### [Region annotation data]
☆ ☆ ☆ ☆ ☆ ☆ ☆

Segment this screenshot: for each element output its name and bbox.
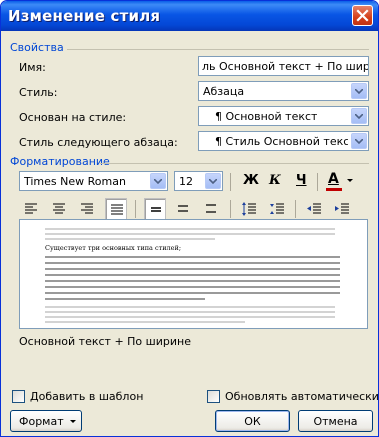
single-spacing-button[interactable] xyxy=(144,198,166,220)
preview-line xyxy=(45,311,335,313)
based-on-value: ¶ Основной текст xyxy=(215,110,318,123)
justify-icon xyxy=(111,204,123,215)
properties-section-label: Свойства xyxy=(10,41,64,54)
decrease-indent-icon xyxy=(307,203,321,214)
name-field-value: ль Основной текст + По ширине xyxy=(202,60,369,73)
italic-button[interactable]: К xyxy=(263,170,285,192)
align-center-button[interactable] xyxy=(48,198,70,220)
bold-label: Ж xyxy=(243,173,259,188)
font-size-select[interactable]: 12 xyxy=(174,171,223,191)
toolbar-separator xyxy=(135,200,136,218)
one-half-spacing-icon xyxy=(178,205,188,212)
preview-line xyxy=(45,238,215,240)
preview-line xyxy=(45,292,340,294)
close-button[interactable] xyxy=(352,5,373,26)
one-half-spacing-button[interactable] xyxy=(172,198,194,220)
based-on-select[interactable]: ¶ Основной текст xyxy=(198,106,369,126)
close-icon xyxy=(356,9,369,22)
toolbar-separator xyxy=(230,173,231,191)
chevron-down-icon[interactable] xyxy=(351,133,367,149)
cancel-button[interactable]: Отмена xyxy=(298,410,373,432)
bold-button[interactable]: Ж xyxy=(238,170,260,192)
name-label: Имя: xyxy=(19,61,46,74)
font-size-value: 12 xyxy=(179,175,193,188)
align-left-button[interactable] xyxy=(20,198,42,220)
preview-line xyxy=(45,233,335,235)
preview-sample-text: Существует три основных типа стилей; xyxy=(45,244,182,252)
align-left-icon xyxy=(25,203,37,214)
preview-line xyxy=(45,321,245,323)
increase-indent-button[interactable] xyxy=(331,198,353,220)
preview-line xyxy=(45,298,205,300)
properties-divider xyxy=(67,49,369,50)
formatting-divider xyxy=(100,163,369,164)
preview-line xyxy=(45,306,335,308)
font-color-label: A xyxy=(328,171,339,187)
window-title: Изменение стиля xyxy=(8,7,161,25)
next-style-select[interactable]: ¶ Стиль Основной текст + xyxy=(198,131,369,151)
underline-button[interactable]: Ч xyxy=(290,170,312,192)
style-type-label: Стиль: xyxy=(19,86,58,99)
preview-line xyxy=(45,274,340,276)
dropdown-arrow-icon xyxy=(70,420,76,423)
preview-line xyxy=(45,262,340,264)
increase-spacing-before-button[interactable] xyxy=(238,198,260,220)
spacing-before-icon xyxy=(242,202,256,216)
name-field[interactable]: ль Основной текст + По ширине xyxy=(198,56,369,76)
format-button-label: Формат xyxy=(19,415,64,428)
next-style-value: ¶ Стиль Основной текст + xyxy=(215,135,348,148)
preview-line xyxy=(45,256,340,258)
decrease-spacing-before-button[interactable] xyxy=(266,198,288,220)
style-type-value: Абзаца xyxy=(203,85,245,98)
auto-update-label[interactable]: Обновлять автоматически xyxy=(225,390,378,403)
decrease-indent-button[interactable] xyxy=(303,198,325,220)
cancel-button-label: Отмена xyxy=(313,415,358,428)
align-right-icon xyxy=(81,203,93,214)
toolbar-separator xyxy=(295,200,296,218)
chevron-down-icon[interactable] xyxy=(351,108,367,124)
font-value: Times New Roman xyxy=(24,175,126,188)
toolbar-separator xyxy=(230,200,231,218)
based-on-label: Основан на стиле: xyxy=(19,111,127,124)
preview-line xyxy=(45,228,335,230)
chevron-down-icon[interactable] xyxy=(150,173,166,189)
preview-line xyxy=(45,268,340,270)
preview-line xyxy=(45,286,340,288)
align-center-icon xyxy=(53,203,65,214)
preview-line xyxy=(45,280,340,282)
style-preview: Существует три основных типа стилей; xyxy=(19,219,368,329)
single-spacing-icon xyxy=(151,207,161,212)
style-description: Основной текст + По ширине xyxy=(19,335,191,348)
style-type-select[interactable]: Абзаца xyxy=(198,81,369,101)
add-to-template-checkbox[interactable] xyxy=(12,390,25,403)
formatting-section-label: Форматирование xyxy=(10,155,110,168)
next-style-label: Стиль следующего абзаца: xyxy=(19,136,178,149)
font-select[interactable]: Times New Roman xyxy=(19,171,168,191)
chevron-down-icon xyxy=(347,179,353,182)
ok-button-label: ОК xyxy=(244,415,261,428)
chevron-down-icon[interactable] xyxy=(351,83,367,99)
modify-style-dialog: Изменение стиля Свойства Имя: ль Основно… xyxy=(0,0,379,437)
underline-label: Ч xyxy=(296,173,307,188)
format-menu-button[interactable]: Формат xyxy=(10,410,82,432)
title-bar[interactable]: Изменение стиля xyxy=(1,1,378,31)
auto-update-checkbox[interactable] xyxy=(207,390,220,403)
spacing-after-icon xyxy=(270,203,284,214)
ok-button[interactable]: ОК xyxy=(215,410,290,432)
increase-indent-icon xyxy=(335,203,349,214)
double-spacing-icon xyxy=(206,204,216,213)
align-right-button[interactable] xyxy=(76,198,98,220)
add-to-template-label[interactable]: Добавить в шаблон xyxy=(30,390,143,403)
font-color-button[interactable]: A xyxy=(323,170,355,192)
double-spacing-button[interactable] xyxy=(200,198,222,220)
italic-label: К xyxy=(269,173,281,188)
toolbar-separator xyxy=(317,173,318,191)
preview-line xyxy=(45,316,335,318)
justify-button[interactable] xyxy=(105,198,127,220)
chevron-down-icon[interactable] xyxy=(205,173,221,189)
font-color-swatch xyxy=(326,188,342,191)
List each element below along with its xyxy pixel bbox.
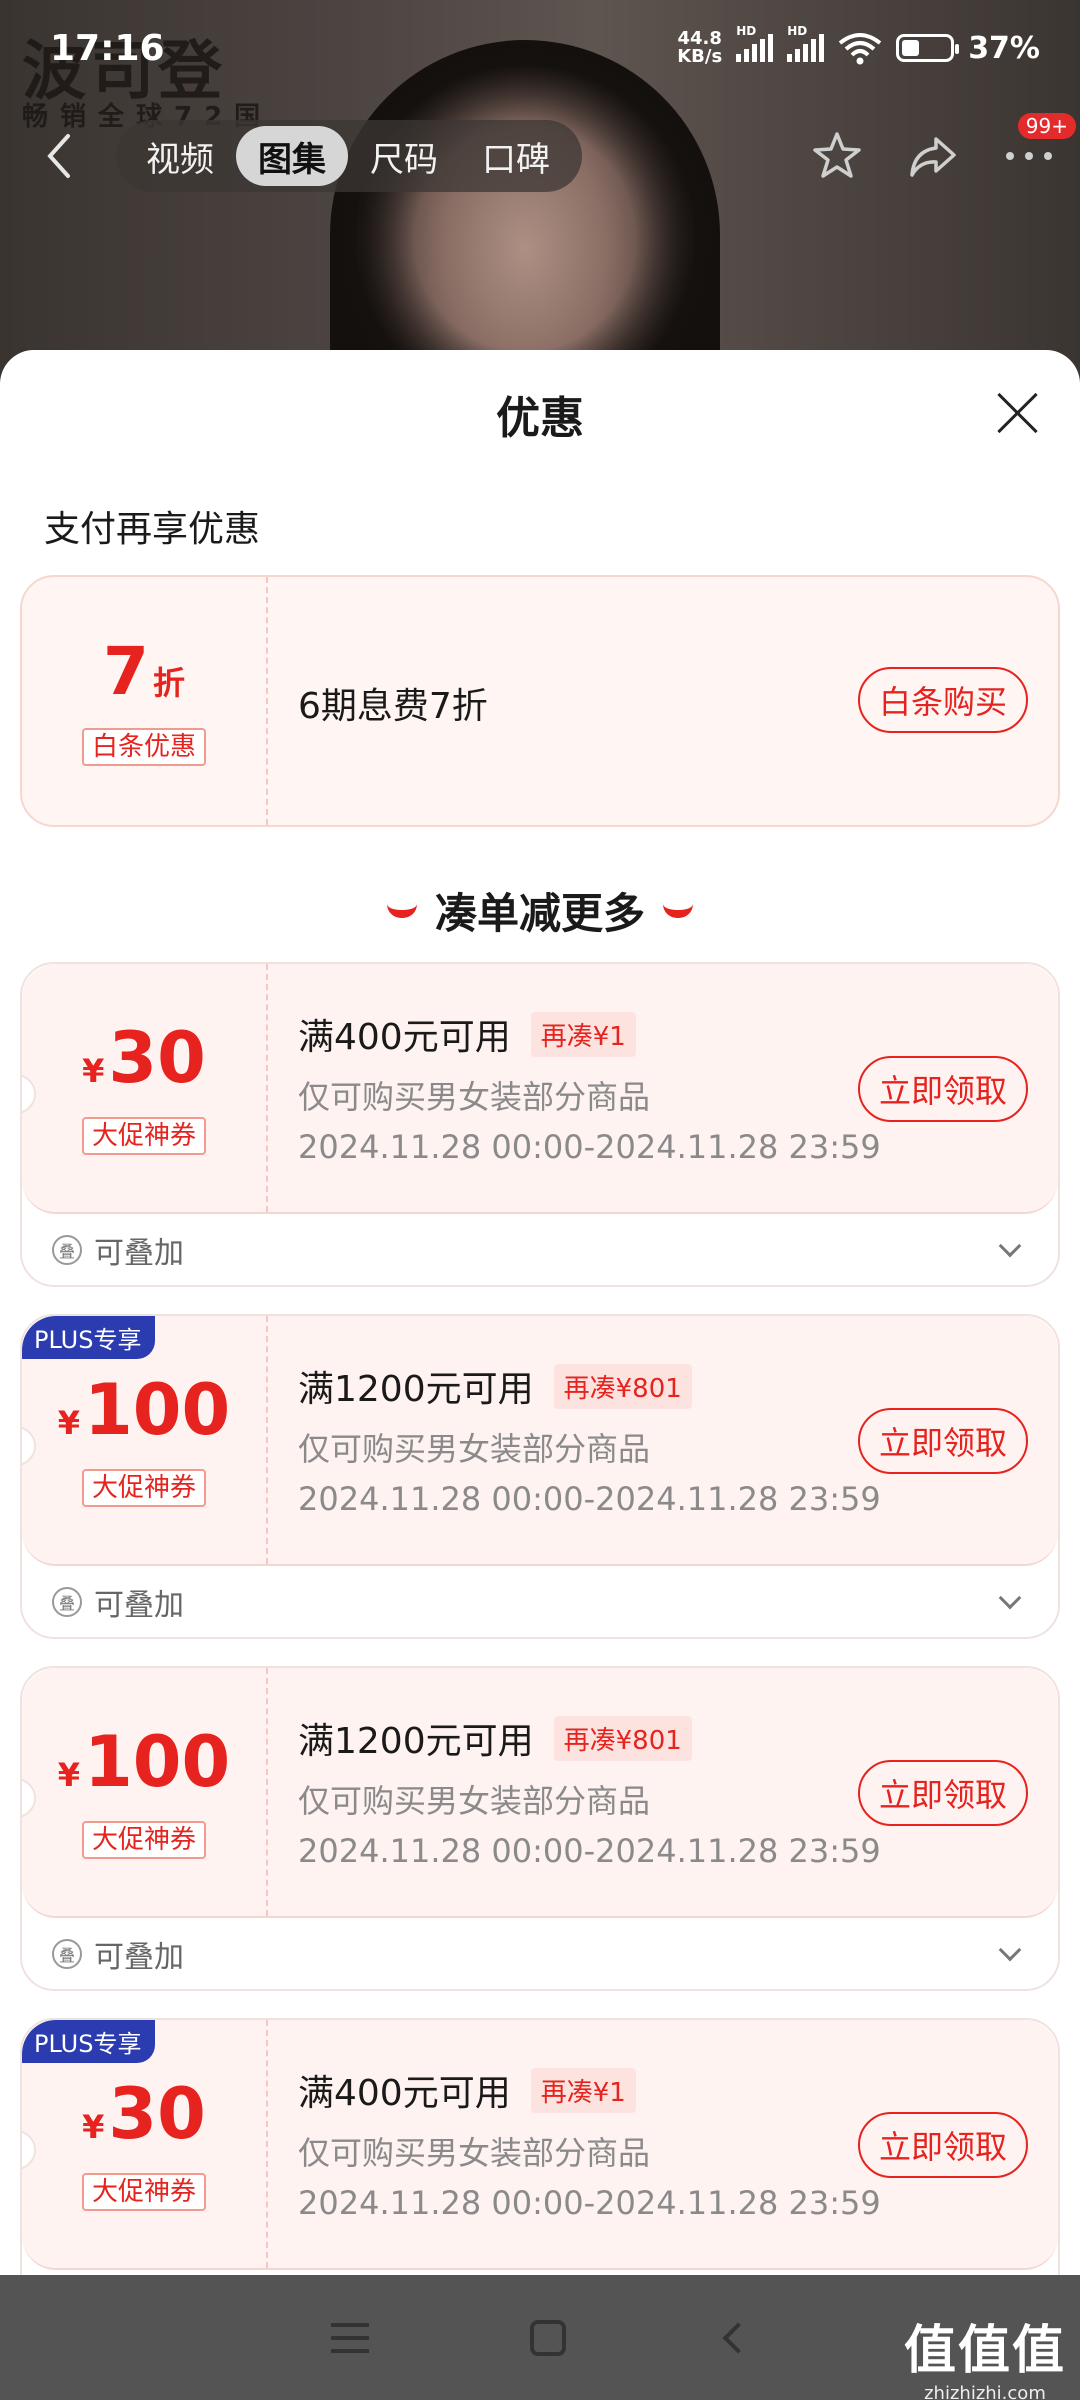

☆ ☆ ☆ ☆ ☆ ☆ ☆

### [EXERCISE DESCRIPTION]
Rewrite every line of the data above as a Markdown table with the columns "Row" and "Line", numbering the rows in order and skipping blank lines. Omit the pictures from the table.

### [ANSWER IN FULL]
| Row | Line |
|---|---|
| 1 | Segment this screenshot: for each element output its name and bbox. |
| 2 | single-spacing-button[interactable] xyxy=(144,198,166,220) |
| 3 | preview-line xyxy=(45,311,335,313) |
| 4 | based-on-value: ¶ Основной текст xyxy=(215,110,318,123) |
| 5 | justify-icon xyxy=(111,204,123,215) |
| 6 | properties-section-label: Свойства xyxy=(10,41,64,54) |
| 7 | decrease-indent-icon xyxy=(307,203,321,214) |
| 8 | name-field-value: ль Основной текст + По ширине xyxy=(202,60,369,73) |
| 9 | italic-button[interactable]: К xyxy=(263,170,285,192) |
| 10 | align-center-button[interactable] xyxy=(48,198,70,220) |
| 11 | bold-label: Ж xyxy=(243,173,259,188) |
| 12 | font-size-select[interactable]: 12 xyxy=(174,171,223,191) |
| 13 | toolbar-separator xyxy=(135,200,136,218) |
| 14 | one-half-spacing-icon xyxy=(178,205,188,212) |
| 15 | preview-line xyxy=(45,238,215,240) |
| 16 | preview-line xyxy=(45,292,340,294) |
| 17 | close-button[interactable] xyxy=(352,5,373,26) |
| 18 | one-half-spacing-button[interactable] xyxy=(172,198,194,220) |
| 19 | based-on-select[interactable]: ¶ Основной текст xyxy=(198,106,369,126) |
| 20 | close-icon xyxy=(356,9,369,22) |
| 21 | toolbar-separator xyxy=(230,173,231,191) |
| 22 | chevron-down-icon[interactable] xyxy=(351,133,367,149) |
| 23 | cancel-button[interactable]: Отмена xyxy=(298,410,373,432) |
| 24 | bold-button[interactable]: Ж xyxy=(238,170,260,192) |
| 25 | name-label: Имя: xyxy=(19,61,46,74) |
| 26 | font-size-value: 12 xyxy=(179,175,193,188) |
| 27 | align-left-button[interactable] xyxy=(20,198,42,220) |
| 28 | preview-line xyxy=(45,233,335,235) |
| 29 | preview-sample-text: Существует три основных типа стилей; xyxy=(45,244,182,252) |
| 30 | align-left-icon xyxy=(25,203,37,214) |
| 31 | preview-line xyxy=(45,321,245,323) |
| 32 | increase-indent-button[interactable] xyxy=(331,198,353,220) |
| 33 | preview-line xyxy=(45,298,205,300) |
| 34 | properties-divider xyxy=(67,49,369,50) |
| 35 | formatting-divider xyxy=(100,163,369,164) |
| 36 | preview-line xyxy=(45,306,335,308) |
| 37 | font-color-label: A xyxy=(328,171,339,187) |
| 38 | window-title: Изменение стиля xyxy=(8,7,161,25) |
| 39 | next-style-select[interactable]: ¶ Стиль Основной текст + xyxy=(198,131,369,151) |
| 40 | underline-button[interactable]: Ч xyxy=(290,170,312,192) |
| 41 | style-type-label: Стиль: xyxy=(19,86,58,99) |
| 42 | preview-line xyxy=(45,274,340,276) |
| 43 | dropdown-arrow-icon xyxy=(70,420,76,423) |
| 44 | preview-line xyxy=(45,262,340,264) |
| 45 | increase-spacing-before-button[interactable] xyxy=(238,198,260,220) |
| 46 | spacing-before-icon xyxy=(242,202,256,216) |
| 47 | name-field[interactable]: ль Основной текст + По ширине xyxy=(198,56,369,76) |
| 48 | format-button-label: Формат xyxy=(19,415,64,428) |
| 49 | next-style-value: ¶ Стиль Основной текст + xyxy=(215,135,348,148) |
| 50 | preview-line xyxy=(45,256,340,258) |
| 51 | decrease-spacing-before-button[interactable] xyxy=(266,198,288,220) |
| 52 | style-type-value: Абзаца xyxy=(203,85,245,98) |
| 53 | auto-update-label[interactable]: Обновлять автоматически xyxy=(225,390,378,403) |
| 54 | decrease-indent-button[interactable] xyxy=(303,198,325,220) |
| 55 | cancel-button-label: Отмена xyxy=(313,415,358,428) |
| 56 | align-right-icon xyxy=(81,203,93,214) |
| 57 | toolbar-separator xyxy=(295,200,296,218) |
| 58 | chevron-down-icon[interactable] xyxy=(351,108,367,124) |
| 59 | font-value: Times New Roman xyxy=(24,175,126,188) |
| 60 | toolbar-separator xyxy=(230,200,231,218) |
| 61 | based-on-label: Основан на стиле: xyxy=(19,111,127,124) |
| 62 | preview-line xyxy=(45,228,335,230) |
| 63 | chevron-down-icon[interactable] xyxy=(150,173,166,189) |
| 64 | preview-line xyxy=(45,268,340,270) |
| 65 | preview-line xyxy=(45,286,340,288) |
| 66 | align-center-icon xyxy=(53,203,65,214) |
| 67 | preview-line xyxy=(45,280,340,282) |
| 68 | style-preview: Существует три основных типа стилей; xyxy=(19,219,368,329) |
| 69 | single-spacing-icon xyxy=(151,207,161,212) |
| 70 | style-description: Основной текст + По ширине xyxy=(19,335,191,348) |
| 71 | style-type-select[interactable]: Абзаца xyxy=(198,81,369,101) |
| 72 | add-to-template-checkbox[interactable] xyxy=(12,390,25,403) |
| 73 | formatting-section-label: Форматирование xyxy=(10,155,110,168) |
| 74 | next-style-label: Стиль следующего абзаца: xyxy=(19,136,178,149) |
| 75 | font-select[interactable]: Times New Roman xyxy=(19,171,168,191) |
| 76 | chevron-down-icon xyxy=(347,179,353,182) |
| 77 | ok-button-label: ОК xyxy=(244,415,261,428) |
| 78 | chevron-down-icon[interactable] xyxy=(351,83,367,99) |
| 79 | modify-style-dialog: Изменение стиля Свойства Имя: ль Основно… xyxy=(0,0,379,437) |
| 80 | underline-label: Ч xyxy=(296,173,307,188) |
| 81 | format-menu-button[interactable]: Формат xyxy=(10,410,82,432) |
| 82 | title-bar[interactable]: Изменение стиля xyxy=(1,1,378,31) |
| 83 | auto-update-checkbox[interactable] xyxy=(207,390,220,403) |
| 84 | spacing-after-icon xyxy=(270,203,284,214) |
| 85 | ok-button[interactable]: ОК xyxy=(215,410,290,432) |
| 86 | increase-indent-icon xyxy=(335,203,349,214) |
| 87 | double-spacing-icon xyxy=(206,204,216,213) |
| 88 | align-right-button[interactable] xyxy=(76,198,98,220) |
| 89 | add-to-template-label[interactable]: Добавить в шаблон xyxy=(30,390,143,403) |
| 90 | font-color-button[interactable]: A xyxy=(323,170,355,192) |
| 91 | double-spacing-button[interactable] xyxy=(200,198,222,220) |
| 92 | italic-label: К xyxy=(269,173,281,188) |
| 93 | toolbar-separator xyxy=(317,173,318,191) |
| 94 | preview-line xyxy=(45,316,335,318) |
| 95 | justify-button[interactable] xyxy=(105,198,127,220) |
| 96 | chevron-down-icon[interactable] xyxy=(205,173,221,189) |
| 97 | font-color-swatch xyxy=(326,188,342,191) |
| 98 | List each element below along with its xyxy pixel bbox. |